=== WORK TO DO ===
Check every line below for the word "JSON" and copy the ones that have it.

Some records:

━━━━━━━━━━━━━━━━━━━━

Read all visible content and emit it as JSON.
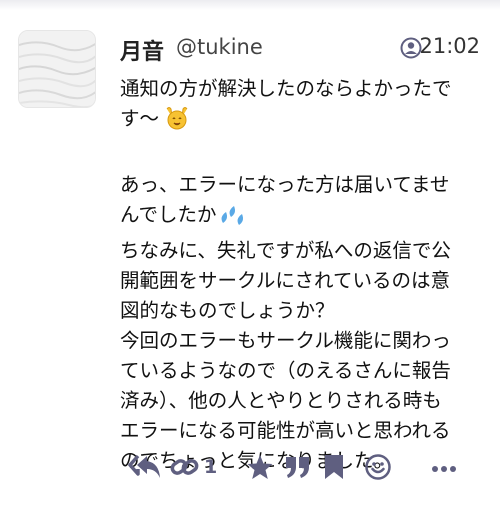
{
  "status": {
    "author_display_name": "月音",
    "author_handle": "@tukine",
    "time": "21:02",
    "visibility_icon": "followers-only-icon",
    "content": {
      "line1": "通知の方が解決したのならよかったで",
      "line2": "す〜",
      "line3": "あっ、エラーになった方は届いてませ",
      "line4": "んでしたか",
      "line5": "ちなみに、失礼ですが私への返信で公",
      "line6": "開範囲をサークルにされているのは意",
      "line7": "図的なものでしょうか？",
      "line8": "今回のエラーもサークル機能に関わっ",
      "line9": "ているようなので（のえるさんに報告",
      "line10": "済み）、他の人とやりとりされる時も",
      "line11": "エラーになる可能性が高いと思われる",
      "line12": "のでちょっと気になりました。"
    }
  },
  "actions": {
    "reply_count": "1",
    "icons": [
      "reply-all-icon",
      "link-icon",
      "star-icon",
      "quote-icon",
      "bookmark-icon",
      "emoji-react-icon",
      "more-icon"
    ]
  },
  "colors": {
    "icon": "#5f5f80",
    "text": "#111111"
  }
}
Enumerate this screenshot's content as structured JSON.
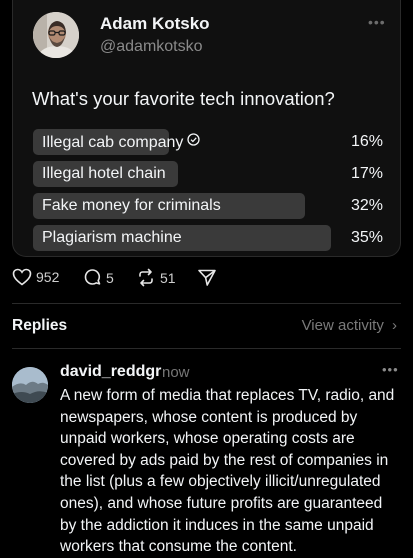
{
  "post": {
    "author_name": "Adam Kotsko",
    "author_handle": "@adamkotsko",
    "question": "What's your favorite tech innovation?",
    "poll": [
      {
        "label": "Illegal cab company",
        "percent_text": "16%",
        "percent": 16,
        "selected": true
      },
      {
        "label": "Illegal hotel chain",
        "percent_text": "17%",
        "percent": 17,
        "selected": false
      },
      {
        "label": "Fake money for criminals",
        "percent_text": "32%",
        "percent": 32,
        "selected": false
      },
      {
        "label": "Plagiarism machine",
        "percent_text": "35%",
        "percent": 35,
        "selected": false
      }
    ],
    "more_icon": "ellipsis-icon",
    "selected_icon": "check-circle-icon"
  },
  "actions": {
    "likes": "952",
    "comments": "5",
    "reposts": "51",
    "icons": [
      "heart-icon",
      "comment-icon",
      "repost-icon",
      "share-icon"
    ]
  },
  "replies_header": {
    "title": "Replies",
    "view_activity": "View activity",
    "chevron_icon": "chevron-right-icon"
  },
  "reply": {
    "username": "david_reddgr",
    "time": "now",
    "text": "A new form of media that replaces TV, radio, and newspapers, whose content is produced by unpaid workers, whose operating costs are covered by ads paid by the rest of companies in the list (plus a few objectively illicit/unregulated ones), and whose future profits are guaranteed by the addiction it induces in the same unpaid workers that consume the content."
  },
  "colors": {
    "background": "#000000",
    "card": "#101010",
    "poll_fill": "#3a3a3a",
    "text": "#f3f5f7",
    "muted": "#8a8a8a"
  }
}
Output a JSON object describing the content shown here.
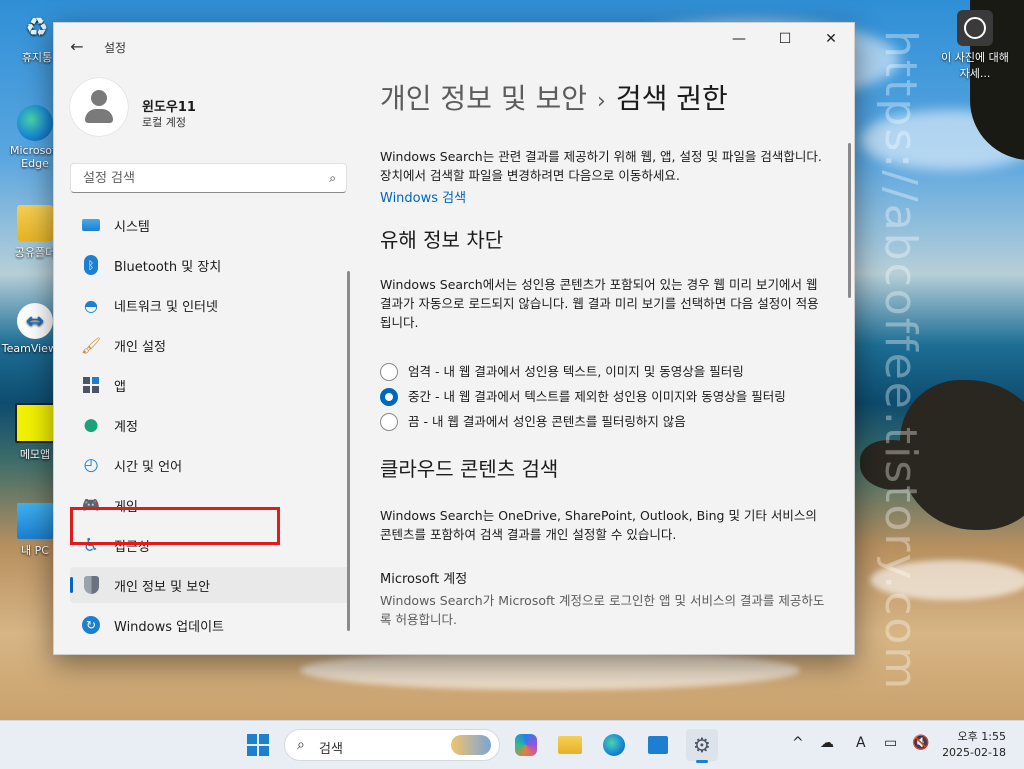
{
  "desktop": {
    "icons": [
      {
        "label": "휴지통",
        "icon": "recycle-bin-icon"
      },
      {
        "label": "Microsoft Edge",
        "icon": "edge-icon"
      },
      {
        "label": "공유폴더",
        "icon": "folder-icon"
      },
      {
        "label": "TeamViewer",
        "icon": "teamviewer-icon"
      },
      {
        "label": "메모앱",
        "icon": "memo-icon"
      },
      {
        "label": "내 PC",
        "icon": "pc-icon"
      }
    ],
    "right_icon_label": "이 사진에 대해 자세...",
    "watermark": "https://abcoffee.tistory.com"
  },
  "window": {
    "title": "설정",
    "controls": {
      "minimize": "—",
      "maximize": "☐",
      "close": "✕"
    },
    "profile": {
      "name": "윈도우11",
      "account_type": "로컬 계정"
    },
    "search": {
      "placeholder": "설정 검색"
    },
    "nav": [
      {
        "label": "시스템",
        "icon": "system-icon"
      },
      {
        "label": "Bluetooth 및 장치",
        "icon": "bluetooth-icon"
      },
      {
        "label": "네트워크 및 인터넷",
        "icon": "network-icon"
      },
      {
        "label": "개인 설정",
        "icon": "brush-icon"
      },
      {
        "label": "앱",
        "icon": "apps-icon"
      },
      {
        "label": "계정",
        "icon": "account-icon"
      },
      {
        "label": "시간 및 언어",
        "icon": "clock-globe-icon"
      },
      {
        "label": "게임",
        "icon": "gamepad-icon"
      },
      {
        "label": "접근성",
        "icon": "accessibility-icon"
      },
      {
        "label": "개인 정보 및 보안",
        "icon": "shield-icon"
      },
      {
        "label": "Windows 업데이트",
        "icon": "update-icon"
      }
    ],
    "active_nav": "개인 정보 및 보안",
    "highlighted_nav": "개인 설정",
    "highlight_color": "#e01b1b",
    "accent_color": "#0067c0"
  },
  "content": {
    "breadcrumb_parent": "개인 정보 및 보안",
    "breadcrumb_sep": "›",
    "breadcrumb_current": "검색 권한",
    "intro": "Windows Search는 관련 결과를 제공하기 위해 웹, 앱, 설정 및 파일을 검색합니다. 장치에서 검색할 파일을 변경하려면 다음으로 이동하세요.",
    "intro_link": "Windows 검색",
    "safesearch": {
      "heading": "유해 정보 차단",
      "desc": "Windows Search에서는 성인용 콘텐츠가 포함되어 있는 경우 웹 미리 보기에서 웹 결과가 자동으로 로드되지 않습니다. 웹 결과 미리 보기를 선택하면 다음 설정이 적용됩니다.",
      "options": [
        {
          "label": "엄격 - 내 웹 결과에서 성인용 텍스트, 이미지 및 동영상을 필터링",
          "selected": false
        },
        {
          "label": "중간 - 내 웹 결과에서 텍스트를 제외한 성인용 이미지와 동영상을 필터링",
          "selected": true
        },
        {
          "label": "끔 - 내 웹 결과에서 성인용 콘텐츠를 필터링하지 않음",
          "selected": false
        }
      ]
    },
    "cloud": {
      "heading": "클라우드 콘텐츠 검색",
      "desc": "Windows Search는 OneDrive, SharePoint, Outlook, Bing 및 기타 서비스의 콘텐츠를 포함하여 검색 결과를 개인 설정할 수 있습니다.",
      "ms_account_title": "Microsoft 계정",
      "ms_account_desc": "Windows Search가 Microsoft 계정으로 로그인한 앱 및 서비스의 결과를 제공하도록 허용합니다."
    }
  },
  "taskbar": {
    "search_placeholder": "검색",
    "apps": [
      "start-icon",
      "copilot-icon",
      "file-explorer-icon",
      "edge-icon",
      "store-icon",
      "settings-icon"
    ],
    "tray": {
      "chevron": "^",
      "input_indicator": "A"
    },
    "time": "오후 1:55",
    "date": "2025-02-18"
  }
}
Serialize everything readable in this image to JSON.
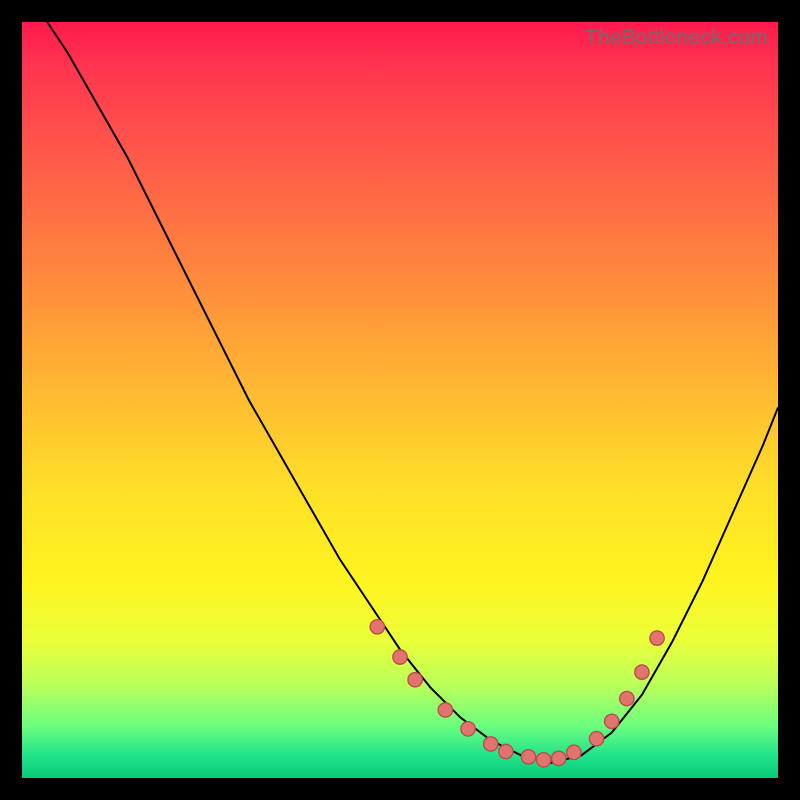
{
  "watermark": "TheBottleneck.com",
  "colors": {
    "background": "#000000",
    "curve": "#000000",
    "point_fill": "#e2746f",
    "point_stroke": "#b94d4a"
  },
  "chart_data": {
    "type": "line",
    "title": "",
    "xlabel": "",
    "ylabel": "",
    "xlim": [
      0,
      100
    ],
    "ylim": [
      0,
      100
    ],
    "curve": {
      "x": [
        2,
        6,
        10,
        14,
        18,
        22,
        26,
        30,
        34,
        38,
        42,
        46,
        50,
        54,
        58,
        62,
        66,
        70,
        74,
        78,
        82,
        86,
        90,
        94,
        98,
        100
      ],
      "y": [
        102,
        96,
        89,
        82,
        74,
        66,
        58,
        50,
        43,
        36,
        29,
        23,
        17,
        12,
        8,
        5,
        3,
        2,
        3,
        6,
        11,
        18,
        26,
        35,
        44,
        49
      ]
    },
    "points": {
      "x": [
        47,
        50,
        52,
        56,
        59,
        62,
        64,
        67,
        69,
        71,
        73,
        76,
        78,
        80,
        82,
        84
      ],
      "y": [
        20,
        16,
        13,
        9,
        6.5,
        4.5,
        3.5,
        2.8,
        2.4,
        2.6,
        3.4,
        5.2,
        7.5,
        10.5,
        14,
        18.5
      ]
    }
  }
}
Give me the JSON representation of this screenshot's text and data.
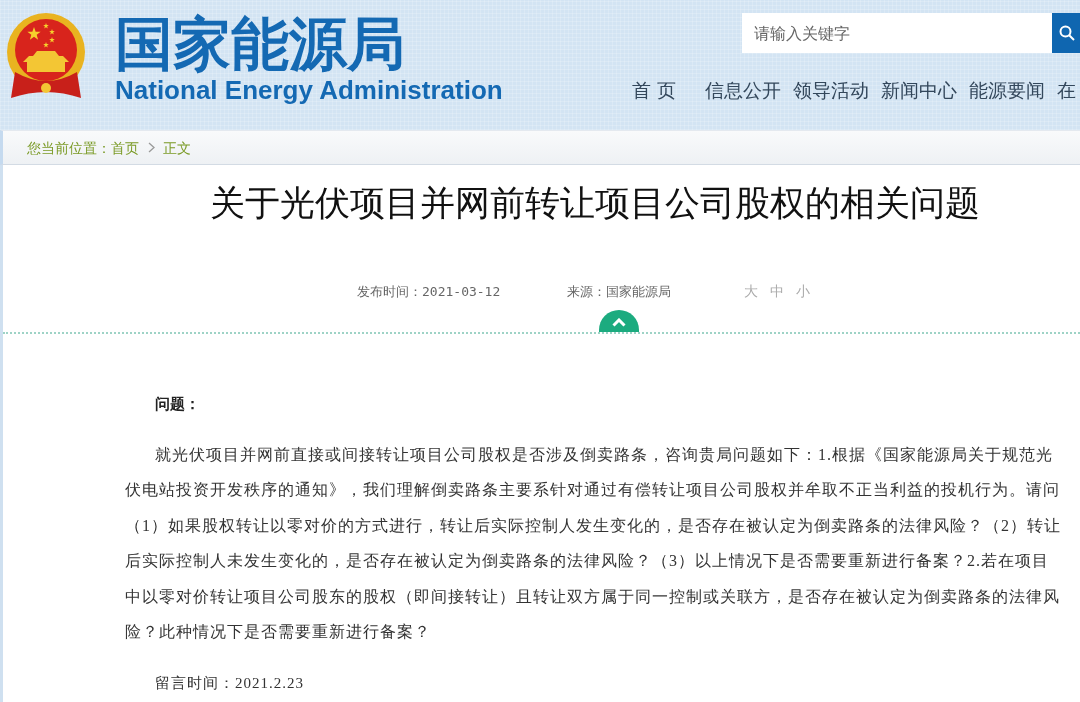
{
  "header": {
    "site_name": "国家能源局",
    "site_name_en": "National Energy Administration",
    "search": {
      "placeholder": "请输入关键字"
    },
    "nav": [
      "首 页",
      "信息公开",
      "领导活动",
      "新闻中心",
      "能源要闻",
      "在"
    ]
  },
  "breadcrumb": {
    "prefix": "您当前位置：",
    "items": [
      "首页",
      "正文"
    ]
  },
  "article": {
    "title": "关于光伏项目并网前转让项目公司股权的相关问题",
    "publish_time": "发布时间：2021-03-12",
    "source": "来源：国家能源局",
    "font_size_options": [
      "大",
      "中",
      "小"
    ],
    "question_label": "问题：",
    "question": "就光伏项目并网前直接或间接转让项目公司股权是否涉及倒卖路条，咨询贵局问题如下：1.根据《国家能源局关于规范光伏电站投资开发秩序的通知》，我们理解倒卖路条主要系针对通过有偿转让项目公司股权并牟取不正当利益的投机行为。请问（1）如果股权转让以零对价的方式进行，转让后实际控制人发生变化的，是否存在被认定为倒卖路条的法律风险？（2）转让后实际控制人未发生变化的，是否存在被认定为倒卖路条的法律风险？（3）以上情况下是否需要重新进行备案？2.若在项目中以零对价转让项目公司股东的股权（即间接转让）且转让双方属于同一控制或关联方，是否存在被认定为倒卖路条的法律风险？此种情况下是否需要重新进行备案？",
    "message_time": "留言时间：2021.2.23"
  }
}
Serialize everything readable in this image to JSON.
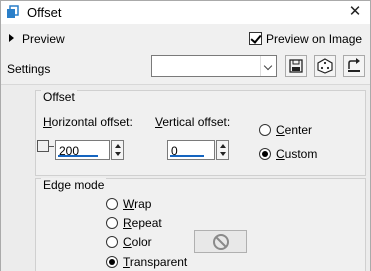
{
  "window": {
    "title": "Offset",
    "close_glyph": "✕"
  },
  "preview": {
    "label": "Preview",
    "preview_on_image_label": "Preview on Image",
    "preview_on_image_checked": true
  },
  "settings": {
    "label": "Settings",
    "preset_value": ""
  },
  "offset": {
    "group_title": "Offset",
    "horizontal_label": "Horizontal offset:",
    "horizontal_value": "200",
    "vertical_label": "Vertical offset:",
    "vertical_value": "0",
    "mode_options": [
      {
        "label": "Center",
        "selected": false
      },
      {
        "label": "Custom",
        "selected": true
      }
    ]
  },
  "edge_mode": {
    "group_title": "Edge mode",
    "options": [
      {
        "label": "Wrap",
        "selected": false
      },
      {
        "label": "Repeat",
        "selected": false
      },
      {
        "label": "Color",
        "selected": false
      },
      {
        "label": "Transparent",
        "selected": true
      }
    ]
  },
  "icons": {
    "app": "offset-app-icon",
    "save_preset": "floppy-disk-icon",
    "randomize": "dice-icon",
    "reset": "reset-arrow-icon",
    "no_color": "no-symbol-icon"
  },
  "colors": {
    "accent_underline": "#1565c0",
    "window_bg": "#f0f0f0"
  }
}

━━━━━━━━━━━━━━━━━━━━

=== FINAL ANSWER ===
Read all visible content and emit it as JSON.
Enumerate this screenshot's content as structured JSON.
Output a JSON object describing the content shown here.
Serialize everything readable in this image to JSON.
Give me the JSON representation of this screenshot's text and data.
Serialize everything readable in this image to JSON.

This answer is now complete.